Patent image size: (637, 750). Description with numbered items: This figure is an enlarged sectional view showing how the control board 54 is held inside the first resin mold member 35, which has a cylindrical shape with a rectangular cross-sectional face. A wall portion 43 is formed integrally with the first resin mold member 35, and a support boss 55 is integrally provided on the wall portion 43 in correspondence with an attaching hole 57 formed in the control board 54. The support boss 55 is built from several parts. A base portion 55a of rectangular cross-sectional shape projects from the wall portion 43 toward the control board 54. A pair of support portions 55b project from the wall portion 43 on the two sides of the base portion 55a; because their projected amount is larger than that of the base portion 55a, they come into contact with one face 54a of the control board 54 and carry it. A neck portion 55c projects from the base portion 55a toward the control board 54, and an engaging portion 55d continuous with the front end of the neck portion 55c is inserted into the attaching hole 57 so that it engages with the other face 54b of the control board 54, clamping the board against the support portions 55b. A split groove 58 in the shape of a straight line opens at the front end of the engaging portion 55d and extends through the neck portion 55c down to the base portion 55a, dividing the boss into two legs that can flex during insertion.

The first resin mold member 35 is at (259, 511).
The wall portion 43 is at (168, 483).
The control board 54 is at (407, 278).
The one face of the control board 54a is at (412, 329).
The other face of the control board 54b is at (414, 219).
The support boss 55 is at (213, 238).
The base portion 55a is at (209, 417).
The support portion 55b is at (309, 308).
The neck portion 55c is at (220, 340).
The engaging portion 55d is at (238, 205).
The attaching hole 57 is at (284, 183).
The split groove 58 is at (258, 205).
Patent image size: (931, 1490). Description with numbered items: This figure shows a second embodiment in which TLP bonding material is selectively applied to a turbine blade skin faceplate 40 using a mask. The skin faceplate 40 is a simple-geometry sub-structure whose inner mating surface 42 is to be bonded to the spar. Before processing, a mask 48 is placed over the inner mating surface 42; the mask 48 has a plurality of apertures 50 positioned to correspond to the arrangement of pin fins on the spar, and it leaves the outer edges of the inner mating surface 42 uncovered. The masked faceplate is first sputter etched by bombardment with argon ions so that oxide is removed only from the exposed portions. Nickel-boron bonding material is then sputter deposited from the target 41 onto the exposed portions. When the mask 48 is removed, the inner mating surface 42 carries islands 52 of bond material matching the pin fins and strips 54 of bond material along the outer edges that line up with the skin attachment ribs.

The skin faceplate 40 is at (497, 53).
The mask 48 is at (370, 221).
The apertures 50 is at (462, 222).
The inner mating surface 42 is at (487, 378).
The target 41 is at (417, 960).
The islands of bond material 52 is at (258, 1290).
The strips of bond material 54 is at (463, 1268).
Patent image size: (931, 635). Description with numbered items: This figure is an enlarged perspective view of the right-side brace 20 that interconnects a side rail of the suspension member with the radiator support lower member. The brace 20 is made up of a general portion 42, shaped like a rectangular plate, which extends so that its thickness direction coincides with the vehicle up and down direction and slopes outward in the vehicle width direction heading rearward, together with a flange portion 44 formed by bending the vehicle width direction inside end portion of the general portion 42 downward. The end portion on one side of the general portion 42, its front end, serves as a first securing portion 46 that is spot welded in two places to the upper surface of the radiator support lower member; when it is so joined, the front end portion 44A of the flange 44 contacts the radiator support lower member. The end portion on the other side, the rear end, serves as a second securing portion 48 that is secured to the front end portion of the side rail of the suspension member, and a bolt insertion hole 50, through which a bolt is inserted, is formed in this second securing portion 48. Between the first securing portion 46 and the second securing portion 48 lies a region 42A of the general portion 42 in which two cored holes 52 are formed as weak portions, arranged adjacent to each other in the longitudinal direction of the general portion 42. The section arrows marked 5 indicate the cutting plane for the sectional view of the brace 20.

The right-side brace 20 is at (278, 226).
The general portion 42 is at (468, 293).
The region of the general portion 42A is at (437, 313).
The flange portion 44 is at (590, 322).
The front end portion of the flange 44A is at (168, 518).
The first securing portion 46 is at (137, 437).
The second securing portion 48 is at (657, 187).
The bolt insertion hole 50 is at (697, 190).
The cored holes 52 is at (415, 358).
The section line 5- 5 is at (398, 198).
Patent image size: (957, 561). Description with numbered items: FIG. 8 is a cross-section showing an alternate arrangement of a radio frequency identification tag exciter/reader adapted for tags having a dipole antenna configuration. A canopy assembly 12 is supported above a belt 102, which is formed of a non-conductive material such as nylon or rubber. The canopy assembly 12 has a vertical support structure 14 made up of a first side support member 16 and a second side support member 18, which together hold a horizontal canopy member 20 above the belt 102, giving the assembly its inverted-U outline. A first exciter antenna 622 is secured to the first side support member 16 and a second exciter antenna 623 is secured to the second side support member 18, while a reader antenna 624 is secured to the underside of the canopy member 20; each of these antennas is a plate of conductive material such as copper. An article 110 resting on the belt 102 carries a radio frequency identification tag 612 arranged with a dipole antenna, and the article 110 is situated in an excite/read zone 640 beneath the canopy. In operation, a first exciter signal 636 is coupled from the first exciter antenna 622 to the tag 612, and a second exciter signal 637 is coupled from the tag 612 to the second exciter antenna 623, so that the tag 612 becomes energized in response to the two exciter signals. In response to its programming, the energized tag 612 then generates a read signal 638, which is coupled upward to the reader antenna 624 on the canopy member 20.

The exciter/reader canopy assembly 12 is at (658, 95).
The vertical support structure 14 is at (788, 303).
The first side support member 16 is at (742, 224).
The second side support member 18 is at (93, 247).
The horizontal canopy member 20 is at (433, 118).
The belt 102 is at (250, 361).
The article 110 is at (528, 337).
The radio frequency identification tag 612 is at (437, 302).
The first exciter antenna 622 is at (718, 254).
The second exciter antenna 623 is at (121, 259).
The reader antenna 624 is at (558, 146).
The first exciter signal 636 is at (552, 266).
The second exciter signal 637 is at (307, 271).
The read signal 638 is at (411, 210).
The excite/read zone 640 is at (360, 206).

● REQUIRED WORK:
Please write out, word for word, the lines of the entries from the line with "Patent image size: (931, 1490)." to the line with "The strips of", including both of those lines.

● SOLUTION:
Patent image size: (931, 1490). Description with numbered items: This figure shows a second embodiment in which TLP bonding material is selectively applied to a turbine blade skin faceplate 40 using a mask. The skin faceplate 40 is a simple-geometry sub-structure whose inner mating surface 42 is to be bonded to the spar. Before processing, a mask 48 is placed over the inner mating surface 42; the mask 48 has a plurality of apertures 50 positioned to correspond to the arrangement of pin fins on the spar, and it leaves the outer edges of the inner mating surface 42 uncovered. The masked faceplate is first sputter etched by bombardment with argon ions so that oxide is removed only from the exposed portions. Nickel-boron bonding material is then sputter deposited from the target 41 onto the exposed portions. When the mask 48 is removed, the inner mating surface 42 carries islands 52 of bond material matching the pin fins and strips 54 of bond material along the outer edges that line up with the skin attachment ribs.

The skin faceplate 40 is at (497, 53).
The mask 48 is at (370, 221).
The apertures 50 is at (462, 222).
The inner mating surface 42 is at (487, 378).
The target 41 is at (417, 960).
The islands of bond material 52 is at (258, 1290).
The strips of bond material 54 is at (463, 1268).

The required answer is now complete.